:: WORK TO BE COMPLETED ::
The answer must be every line of the records below that contains the word "journal".
━━━━━ RECORD EXCERPTS ━━━━━
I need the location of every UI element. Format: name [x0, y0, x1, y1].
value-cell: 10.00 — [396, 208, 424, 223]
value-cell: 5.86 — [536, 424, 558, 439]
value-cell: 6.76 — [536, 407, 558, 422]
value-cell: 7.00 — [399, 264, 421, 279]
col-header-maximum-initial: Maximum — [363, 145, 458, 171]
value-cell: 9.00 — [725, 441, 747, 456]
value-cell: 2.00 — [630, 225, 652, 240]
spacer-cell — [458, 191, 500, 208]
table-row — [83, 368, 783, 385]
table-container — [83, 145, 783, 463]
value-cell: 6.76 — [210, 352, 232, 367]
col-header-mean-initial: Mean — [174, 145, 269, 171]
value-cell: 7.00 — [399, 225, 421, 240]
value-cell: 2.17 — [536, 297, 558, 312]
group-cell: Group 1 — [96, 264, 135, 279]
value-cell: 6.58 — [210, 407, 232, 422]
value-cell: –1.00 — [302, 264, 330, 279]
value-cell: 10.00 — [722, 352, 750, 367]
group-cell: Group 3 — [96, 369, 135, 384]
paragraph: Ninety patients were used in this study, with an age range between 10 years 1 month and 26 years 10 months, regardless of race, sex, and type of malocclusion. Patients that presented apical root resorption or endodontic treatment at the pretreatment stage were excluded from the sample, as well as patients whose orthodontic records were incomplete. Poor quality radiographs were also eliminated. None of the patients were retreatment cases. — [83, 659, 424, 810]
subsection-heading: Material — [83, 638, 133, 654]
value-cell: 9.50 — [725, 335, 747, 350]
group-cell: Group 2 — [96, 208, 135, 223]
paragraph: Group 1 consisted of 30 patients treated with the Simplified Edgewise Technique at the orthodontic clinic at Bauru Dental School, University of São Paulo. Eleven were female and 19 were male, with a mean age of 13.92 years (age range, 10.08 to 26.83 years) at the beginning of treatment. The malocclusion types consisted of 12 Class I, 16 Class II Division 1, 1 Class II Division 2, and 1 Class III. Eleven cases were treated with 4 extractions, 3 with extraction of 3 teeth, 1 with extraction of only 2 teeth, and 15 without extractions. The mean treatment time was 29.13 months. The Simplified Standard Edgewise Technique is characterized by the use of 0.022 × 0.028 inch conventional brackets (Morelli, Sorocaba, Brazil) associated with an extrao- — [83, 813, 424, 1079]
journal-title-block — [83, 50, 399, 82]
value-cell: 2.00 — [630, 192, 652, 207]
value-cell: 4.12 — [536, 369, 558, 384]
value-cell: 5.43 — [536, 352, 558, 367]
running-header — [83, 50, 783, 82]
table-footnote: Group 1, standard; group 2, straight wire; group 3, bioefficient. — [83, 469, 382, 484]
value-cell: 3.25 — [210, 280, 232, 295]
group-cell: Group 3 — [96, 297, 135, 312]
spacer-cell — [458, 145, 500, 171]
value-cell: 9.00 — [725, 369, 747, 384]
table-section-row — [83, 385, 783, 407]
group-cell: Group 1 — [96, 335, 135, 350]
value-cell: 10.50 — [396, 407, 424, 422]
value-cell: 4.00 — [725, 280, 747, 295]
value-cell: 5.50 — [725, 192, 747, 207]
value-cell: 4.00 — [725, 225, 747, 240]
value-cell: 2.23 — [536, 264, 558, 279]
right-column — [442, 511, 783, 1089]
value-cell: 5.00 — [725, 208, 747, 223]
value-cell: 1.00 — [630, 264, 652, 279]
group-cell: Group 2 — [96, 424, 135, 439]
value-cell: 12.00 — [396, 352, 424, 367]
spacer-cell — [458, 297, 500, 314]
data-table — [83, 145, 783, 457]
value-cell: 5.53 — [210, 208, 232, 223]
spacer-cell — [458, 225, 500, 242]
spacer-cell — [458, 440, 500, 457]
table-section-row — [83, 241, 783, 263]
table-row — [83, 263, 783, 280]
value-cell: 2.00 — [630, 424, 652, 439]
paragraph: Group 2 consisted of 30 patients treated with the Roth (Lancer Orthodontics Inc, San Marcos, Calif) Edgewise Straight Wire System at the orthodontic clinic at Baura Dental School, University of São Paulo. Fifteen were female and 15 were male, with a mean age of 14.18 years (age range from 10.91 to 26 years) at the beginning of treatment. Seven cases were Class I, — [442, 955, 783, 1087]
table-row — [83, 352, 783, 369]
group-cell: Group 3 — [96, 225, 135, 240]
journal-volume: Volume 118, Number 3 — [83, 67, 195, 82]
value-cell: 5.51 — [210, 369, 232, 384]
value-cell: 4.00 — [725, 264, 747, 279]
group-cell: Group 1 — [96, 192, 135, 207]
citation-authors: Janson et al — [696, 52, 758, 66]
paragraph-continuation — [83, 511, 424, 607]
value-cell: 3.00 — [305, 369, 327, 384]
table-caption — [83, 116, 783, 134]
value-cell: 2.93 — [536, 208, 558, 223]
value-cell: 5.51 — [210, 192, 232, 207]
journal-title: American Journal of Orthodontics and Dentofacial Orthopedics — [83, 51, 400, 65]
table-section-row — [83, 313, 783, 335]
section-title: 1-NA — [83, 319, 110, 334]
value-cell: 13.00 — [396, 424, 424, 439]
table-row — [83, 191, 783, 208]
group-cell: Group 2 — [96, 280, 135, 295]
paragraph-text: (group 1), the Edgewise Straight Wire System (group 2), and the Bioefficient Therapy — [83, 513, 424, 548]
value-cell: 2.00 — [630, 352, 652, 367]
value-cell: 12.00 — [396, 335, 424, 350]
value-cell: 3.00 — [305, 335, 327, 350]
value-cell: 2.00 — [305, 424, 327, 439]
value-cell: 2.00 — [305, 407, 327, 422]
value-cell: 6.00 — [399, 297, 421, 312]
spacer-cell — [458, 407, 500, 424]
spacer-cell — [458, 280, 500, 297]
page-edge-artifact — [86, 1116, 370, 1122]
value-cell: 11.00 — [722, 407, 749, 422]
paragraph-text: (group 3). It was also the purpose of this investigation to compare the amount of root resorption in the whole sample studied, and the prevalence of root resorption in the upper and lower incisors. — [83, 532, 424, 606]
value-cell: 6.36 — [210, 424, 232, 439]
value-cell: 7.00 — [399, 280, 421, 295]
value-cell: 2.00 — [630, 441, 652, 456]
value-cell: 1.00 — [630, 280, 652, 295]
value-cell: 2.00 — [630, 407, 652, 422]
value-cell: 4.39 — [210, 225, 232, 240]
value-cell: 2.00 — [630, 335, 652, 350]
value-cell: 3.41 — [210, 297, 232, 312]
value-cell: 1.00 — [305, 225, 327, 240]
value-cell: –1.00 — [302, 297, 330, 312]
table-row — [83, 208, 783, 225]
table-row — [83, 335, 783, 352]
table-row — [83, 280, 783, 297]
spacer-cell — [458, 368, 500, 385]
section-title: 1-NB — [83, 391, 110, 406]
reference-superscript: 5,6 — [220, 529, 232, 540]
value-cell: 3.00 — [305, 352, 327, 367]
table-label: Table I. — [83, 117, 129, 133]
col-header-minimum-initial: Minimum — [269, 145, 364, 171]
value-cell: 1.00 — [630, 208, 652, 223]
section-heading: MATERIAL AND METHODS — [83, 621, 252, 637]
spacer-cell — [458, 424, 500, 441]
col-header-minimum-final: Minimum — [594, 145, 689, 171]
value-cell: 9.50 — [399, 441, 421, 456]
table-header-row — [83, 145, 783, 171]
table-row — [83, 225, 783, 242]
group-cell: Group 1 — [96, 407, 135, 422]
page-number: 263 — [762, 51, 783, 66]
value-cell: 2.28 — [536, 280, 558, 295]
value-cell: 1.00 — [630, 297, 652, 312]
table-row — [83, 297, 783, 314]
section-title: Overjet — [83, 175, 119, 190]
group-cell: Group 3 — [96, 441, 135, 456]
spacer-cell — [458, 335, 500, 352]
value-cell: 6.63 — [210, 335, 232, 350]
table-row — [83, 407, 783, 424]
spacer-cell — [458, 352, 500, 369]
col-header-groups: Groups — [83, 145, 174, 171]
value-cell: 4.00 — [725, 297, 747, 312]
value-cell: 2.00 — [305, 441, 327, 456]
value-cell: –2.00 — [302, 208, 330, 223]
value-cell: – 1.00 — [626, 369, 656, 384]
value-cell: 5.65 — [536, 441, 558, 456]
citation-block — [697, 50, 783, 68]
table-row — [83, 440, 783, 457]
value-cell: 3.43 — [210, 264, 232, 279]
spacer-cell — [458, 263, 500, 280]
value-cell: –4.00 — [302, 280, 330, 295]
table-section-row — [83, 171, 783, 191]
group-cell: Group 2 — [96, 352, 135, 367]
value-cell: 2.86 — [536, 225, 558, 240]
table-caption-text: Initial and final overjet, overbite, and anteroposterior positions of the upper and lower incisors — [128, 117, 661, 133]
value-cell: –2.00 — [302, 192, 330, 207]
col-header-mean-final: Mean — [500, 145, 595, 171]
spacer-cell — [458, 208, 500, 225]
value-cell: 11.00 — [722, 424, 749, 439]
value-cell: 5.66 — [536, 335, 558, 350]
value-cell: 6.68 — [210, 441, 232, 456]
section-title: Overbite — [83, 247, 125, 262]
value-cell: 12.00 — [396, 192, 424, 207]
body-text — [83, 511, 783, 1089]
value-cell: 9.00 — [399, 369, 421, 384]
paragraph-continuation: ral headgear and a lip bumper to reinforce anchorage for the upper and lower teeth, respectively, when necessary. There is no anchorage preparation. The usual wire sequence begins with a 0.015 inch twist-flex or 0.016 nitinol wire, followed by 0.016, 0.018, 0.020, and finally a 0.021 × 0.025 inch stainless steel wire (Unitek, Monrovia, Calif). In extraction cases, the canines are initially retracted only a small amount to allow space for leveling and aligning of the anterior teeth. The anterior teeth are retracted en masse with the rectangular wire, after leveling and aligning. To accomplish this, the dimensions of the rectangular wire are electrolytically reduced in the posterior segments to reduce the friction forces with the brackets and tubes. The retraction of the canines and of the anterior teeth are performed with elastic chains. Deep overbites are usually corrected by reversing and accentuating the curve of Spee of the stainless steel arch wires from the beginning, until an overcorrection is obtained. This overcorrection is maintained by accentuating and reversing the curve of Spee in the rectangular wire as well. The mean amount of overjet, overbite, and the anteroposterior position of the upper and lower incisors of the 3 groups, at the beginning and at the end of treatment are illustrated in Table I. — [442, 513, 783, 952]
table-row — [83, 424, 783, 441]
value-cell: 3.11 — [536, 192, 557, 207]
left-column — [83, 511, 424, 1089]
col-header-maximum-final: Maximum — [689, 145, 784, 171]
━━━━━
:: RESULT ::
journal-title-block — [83, 50, 399, 82]
journal-volume: Volume 118, Number 3 — [83, 67, 195, 82]
journal-title: American Journal of Orthodontics and Dentofacial Orthopedics — [83, 51, 400, 65]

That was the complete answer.